- **Source document**:
The Western Pacific Railroad was extended to Thornton in 1907. A post office called Thornton has been in operation since 1910. The community was named for Arthur Thornton, the original owner of the town site.

==Geography==
According to the United States Census Bureau, the CDP covers an area of 2.2 square miles (5.7 km^{2}), 97.69% of it land, and 2.31% of it water.

==Demographics==

Thornton first appeared as a census designated place in the 2010 U.S. census, one of ten CDPS (Acampo, Collierville, Dogtown, Mountain House, Peters, Terminous, Thornton, Victor, Waterloo, and Woodbridge) formed out of the deleted North Woodbridge CDP and South Woodbridge CDP.

Historical population
| Census | Pop. | Note | %± |
| 2010 | 1,131 |  | — |
| 2020 | 1,004 |  | −11.2% |
U.S. Decennial Census 1860–1870 1880-1890 1900 1910 1920 1930 1940 1950 1960 1970 1980 1990 2000 2010

===2020 census===
As of the 2020 census, Thornton had a population of 1,004. The population density was 470.7 PD/sqmi.

- **Exercise data**:
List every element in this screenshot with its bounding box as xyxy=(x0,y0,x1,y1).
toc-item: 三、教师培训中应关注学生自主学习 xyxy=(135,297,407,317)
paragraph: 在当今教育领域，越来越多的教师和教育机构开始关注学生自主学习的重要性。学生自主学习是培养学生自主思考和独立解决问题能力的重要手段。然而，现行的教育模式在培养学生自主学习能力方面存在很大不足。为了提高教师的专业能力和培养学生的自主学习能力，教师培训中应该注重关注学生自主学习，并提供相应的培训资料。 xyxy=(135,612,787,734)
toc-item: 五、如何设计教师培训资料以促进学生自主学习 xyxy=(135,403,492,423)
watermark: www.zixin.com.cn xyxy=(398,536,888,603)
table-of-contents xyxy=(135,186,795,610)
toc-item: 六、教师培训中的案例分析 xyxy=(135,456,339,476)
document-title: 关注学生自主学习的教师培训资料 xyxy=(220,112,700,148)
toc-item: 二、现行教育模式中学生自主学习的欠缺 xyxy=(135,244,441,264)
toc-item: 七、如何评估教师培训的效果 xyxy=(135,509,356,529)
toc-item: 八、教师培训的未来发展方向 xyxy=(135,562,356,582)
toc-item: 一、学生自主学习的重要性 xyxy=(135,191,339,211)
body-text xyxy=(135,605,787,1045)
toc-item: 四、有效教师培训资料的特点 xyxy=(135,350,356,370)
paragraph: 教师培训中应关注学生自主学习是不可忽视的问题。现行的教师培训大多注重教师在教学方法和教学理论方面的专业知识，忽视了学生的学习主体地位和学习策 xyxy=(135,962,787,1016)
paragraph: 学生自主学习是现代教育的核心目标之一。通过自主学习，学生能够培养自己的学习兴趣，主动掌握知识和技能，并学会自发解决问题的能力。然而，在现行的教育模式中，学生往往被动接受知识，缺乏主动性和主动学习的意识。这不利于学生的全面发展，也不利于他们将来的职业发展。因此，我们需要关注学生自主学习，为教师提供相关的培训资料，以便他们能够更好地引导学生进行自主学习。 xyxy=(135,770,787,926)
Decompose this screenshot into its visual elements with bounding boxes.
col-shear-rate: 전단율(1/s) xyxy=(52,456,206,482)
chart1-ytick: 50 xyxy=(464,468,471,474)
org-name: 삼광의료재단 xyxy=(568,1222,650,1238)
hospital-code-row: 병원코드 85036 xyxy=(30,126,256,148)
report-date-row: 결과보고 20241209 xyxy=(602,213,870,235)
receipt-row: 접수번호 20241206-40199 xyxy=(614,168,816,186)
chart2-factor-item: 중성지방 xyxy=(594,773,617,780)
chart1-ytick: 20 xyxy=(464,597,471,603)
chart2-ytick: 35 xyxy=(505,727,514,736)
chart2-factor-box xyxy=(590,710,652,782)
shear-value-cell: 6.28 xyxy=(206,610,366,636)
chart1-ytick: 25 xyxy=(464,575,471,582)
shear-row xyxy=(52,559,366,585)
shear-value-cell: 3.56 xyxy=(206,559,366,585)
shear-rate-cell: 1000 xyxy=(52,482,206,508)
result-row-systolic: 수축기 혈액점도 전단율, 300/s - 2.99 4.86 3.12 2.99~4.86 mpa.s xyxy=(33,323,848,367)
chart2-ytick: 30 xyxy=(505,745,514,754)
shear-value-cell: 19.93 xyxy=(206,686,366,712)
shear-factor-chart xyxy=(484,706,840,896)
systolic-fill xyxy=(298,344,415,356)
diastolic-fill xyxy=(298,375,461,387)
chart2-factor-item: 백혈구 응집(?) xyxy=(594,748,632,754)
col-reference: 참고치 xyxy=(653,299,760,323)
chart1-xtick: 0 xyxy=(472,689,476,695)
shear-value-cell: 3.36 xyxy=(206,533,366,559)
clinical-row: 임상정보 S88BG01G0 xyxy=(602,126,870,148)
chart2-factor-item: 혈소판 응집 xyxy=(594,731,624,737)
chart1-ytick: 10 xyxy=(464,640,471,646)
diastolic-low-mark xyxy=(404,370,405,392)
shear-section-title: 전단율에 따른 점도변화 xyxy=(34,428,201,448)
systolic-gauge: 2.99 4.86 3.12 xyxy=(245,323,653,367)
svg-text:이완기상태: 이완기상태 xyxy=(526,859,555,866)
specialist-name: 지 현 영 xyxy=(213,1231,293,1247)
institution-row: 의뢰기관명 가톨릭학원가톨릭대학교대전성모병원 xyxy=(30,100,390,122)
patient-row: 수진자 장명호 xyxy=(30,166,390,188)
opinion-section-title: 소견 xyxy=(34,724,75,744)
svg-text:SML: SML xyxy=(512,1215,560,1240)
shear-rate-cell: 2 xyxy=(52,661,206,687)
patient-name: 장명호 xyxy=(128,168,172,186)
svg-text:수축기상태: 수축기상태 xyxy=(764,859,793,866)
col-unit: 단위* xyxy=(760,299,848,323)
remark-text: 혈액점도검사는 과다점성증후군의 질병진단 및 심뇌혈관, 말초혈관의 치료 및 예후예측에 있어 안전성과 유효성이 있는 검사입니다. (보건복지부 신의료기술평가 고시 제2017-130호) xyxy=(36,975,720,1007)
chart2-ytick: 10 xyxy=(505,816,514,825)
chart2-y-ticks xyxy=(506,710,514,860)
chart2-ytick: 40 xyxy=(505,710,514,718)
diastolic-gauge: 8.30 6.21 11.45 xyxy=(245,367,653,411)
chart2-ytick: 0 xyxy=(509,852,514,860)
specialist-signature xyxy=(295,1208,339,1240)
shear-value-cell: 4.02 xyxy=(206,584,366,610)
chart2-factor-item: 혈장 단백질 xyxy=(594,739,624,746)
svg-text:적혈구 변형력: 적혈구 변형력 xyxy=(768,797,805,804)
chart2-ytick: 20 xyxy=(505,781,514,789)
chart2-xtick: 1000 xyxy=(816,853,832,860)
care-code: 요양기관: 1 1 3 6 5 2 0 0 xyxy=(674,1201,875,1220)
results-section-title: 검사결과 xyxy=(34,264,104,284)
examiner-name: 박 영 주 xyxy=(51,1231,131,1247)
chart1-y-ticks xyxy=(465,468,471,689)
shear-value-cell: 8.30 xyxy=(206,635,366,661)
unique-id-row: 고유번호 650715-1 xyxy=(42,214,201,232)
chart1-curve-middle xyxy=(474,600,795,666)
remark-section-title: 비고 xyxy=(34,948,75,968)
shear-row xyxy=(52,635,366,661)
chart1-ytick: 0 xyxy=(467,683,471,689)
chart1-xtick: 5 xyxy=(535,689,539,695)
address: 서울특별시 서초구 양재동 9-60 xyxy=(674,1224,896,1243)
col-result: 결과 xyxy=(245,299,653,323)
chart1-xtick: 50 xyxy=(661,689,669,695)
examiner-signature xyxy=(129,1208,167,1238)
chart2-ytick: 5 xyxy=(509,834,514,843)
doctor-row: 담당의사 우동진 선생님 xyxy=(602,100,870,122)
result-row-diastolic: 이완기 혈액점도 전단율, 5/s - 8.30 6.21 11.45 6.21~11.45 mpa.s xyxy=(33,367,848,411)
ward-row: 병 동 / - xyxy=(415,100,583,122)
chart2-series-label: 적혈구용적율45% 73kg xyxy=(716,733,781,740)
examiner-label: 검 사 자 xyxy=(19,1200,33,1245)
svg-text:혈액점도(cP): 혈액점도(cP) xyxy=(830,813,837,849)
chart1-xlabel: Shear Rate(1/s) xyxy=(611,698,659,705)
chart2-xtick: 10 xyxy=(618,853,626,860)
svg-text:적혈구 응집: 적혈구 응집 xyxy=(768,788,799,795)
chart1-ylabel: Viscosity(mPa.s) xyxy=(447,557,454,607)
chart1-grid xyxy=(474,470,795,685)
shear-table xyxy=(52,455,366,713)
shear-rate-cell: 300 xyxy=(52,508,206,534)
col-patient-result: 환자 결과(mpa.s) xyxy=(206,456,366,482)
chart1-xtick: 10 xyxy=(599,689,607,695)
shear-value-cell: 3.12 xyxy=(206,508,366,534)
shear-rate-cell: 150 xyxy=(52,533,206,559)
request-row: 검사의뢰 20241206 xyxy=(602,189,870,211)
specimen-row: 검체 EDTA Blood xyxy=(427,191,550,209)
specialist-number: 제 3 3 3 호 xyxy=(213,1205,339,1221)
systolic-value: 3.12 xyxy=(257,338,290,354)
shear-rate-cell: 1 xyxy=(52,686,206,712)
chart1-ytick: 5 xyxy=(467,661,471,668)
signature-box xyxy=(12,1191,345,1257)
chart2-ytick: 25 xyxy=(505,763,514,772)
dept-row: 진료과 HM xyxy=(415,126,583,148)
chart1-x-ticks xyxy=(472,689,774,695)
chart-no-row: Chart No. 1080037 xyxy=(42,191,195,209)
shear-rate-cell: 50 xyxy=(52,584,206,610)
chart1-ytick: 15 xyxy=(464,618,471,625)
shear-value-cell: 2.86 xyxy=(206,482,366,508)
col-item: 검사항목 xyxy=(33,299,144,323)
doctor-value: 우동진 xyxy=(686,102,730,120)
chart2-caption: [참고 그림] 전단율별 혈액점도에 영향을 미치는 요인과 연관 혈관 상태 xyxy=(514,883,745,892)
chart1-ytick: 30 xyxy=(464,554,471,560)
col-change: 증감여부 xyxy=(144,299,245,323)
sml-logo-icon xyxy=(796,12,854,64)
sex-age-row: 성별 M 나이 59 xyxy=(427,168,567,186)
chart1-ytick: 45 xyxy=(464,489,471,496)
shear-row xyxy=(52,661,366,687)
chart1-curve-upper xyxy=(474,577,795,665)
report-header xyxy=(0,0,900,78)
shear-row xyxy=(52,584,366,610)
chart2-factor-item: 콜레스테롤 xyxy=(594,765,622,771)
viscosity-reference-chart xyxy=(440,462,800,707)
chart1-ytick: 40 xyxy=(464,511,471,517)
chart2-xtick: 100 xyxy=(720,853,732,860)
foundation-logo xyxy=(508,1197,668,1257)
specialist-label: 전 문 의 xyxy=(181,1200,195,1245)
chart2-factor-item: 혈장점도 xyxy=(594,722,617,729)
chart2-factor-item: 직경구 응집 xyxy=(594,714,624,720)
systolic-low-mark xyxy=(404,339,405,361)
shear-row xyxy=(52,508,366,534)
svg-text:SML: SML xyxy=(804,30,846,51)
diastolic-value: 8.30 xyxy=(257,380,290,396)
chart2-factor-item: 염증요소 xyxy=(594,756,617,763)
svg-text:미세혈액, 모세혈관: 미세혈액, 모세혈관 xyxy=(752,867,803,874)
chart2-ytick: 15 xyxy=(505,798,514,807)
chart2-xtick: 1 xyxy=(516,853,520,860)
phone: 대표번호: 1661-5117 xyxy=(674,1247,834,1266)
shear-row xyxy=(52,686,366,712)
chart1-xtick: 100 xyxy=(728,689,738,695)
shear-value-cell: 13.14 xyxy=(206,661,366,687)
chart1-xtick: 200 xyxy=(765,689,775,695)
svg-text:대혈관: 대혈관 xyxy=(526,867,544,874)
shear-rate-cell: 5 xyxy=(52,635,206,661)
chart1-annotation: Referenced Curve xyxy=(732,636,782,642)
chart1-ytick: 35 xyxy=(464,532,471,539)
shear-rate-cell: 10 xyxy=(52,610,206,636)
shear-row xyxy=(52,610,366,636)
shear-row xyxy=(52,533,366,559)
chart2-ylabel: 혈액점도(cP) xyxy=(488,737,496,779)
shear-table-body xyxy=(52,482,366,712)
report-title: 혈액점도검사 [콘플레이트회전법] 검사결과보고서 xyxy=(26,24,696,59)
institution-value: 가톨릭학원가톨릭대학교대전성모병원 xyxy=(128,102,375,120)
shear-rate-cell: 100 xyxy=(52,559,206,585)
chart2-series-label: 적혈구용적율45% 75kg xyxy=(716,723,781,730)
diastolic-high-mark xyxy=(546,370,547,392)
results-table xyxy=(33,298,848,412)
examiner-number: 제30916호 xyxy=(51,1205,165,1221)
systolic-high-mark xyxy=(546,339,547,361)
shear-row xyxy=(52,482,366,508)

- **Task description**: Print the passage of the Thornton text that opens with the words containing "Historical population" and closes with "was 470.7 PD/sqmi.", copied word for word.

- **Response to the task**:
Historical population
| Census | Pop. | Note | %± |
| 2010 | 1,131 |  | — |
| 2020 | 1,004 |  | −11.2% |
U.S. Decennial Census 1860–1870 1880-1890 1900 1910 1920 1930 1940 1950 1960 1970 1980 1990 2000 2010

===2020 census===
As of the 2020 census, Thornton had a population of 1,004. The population density was 470.7 PD/sqmi.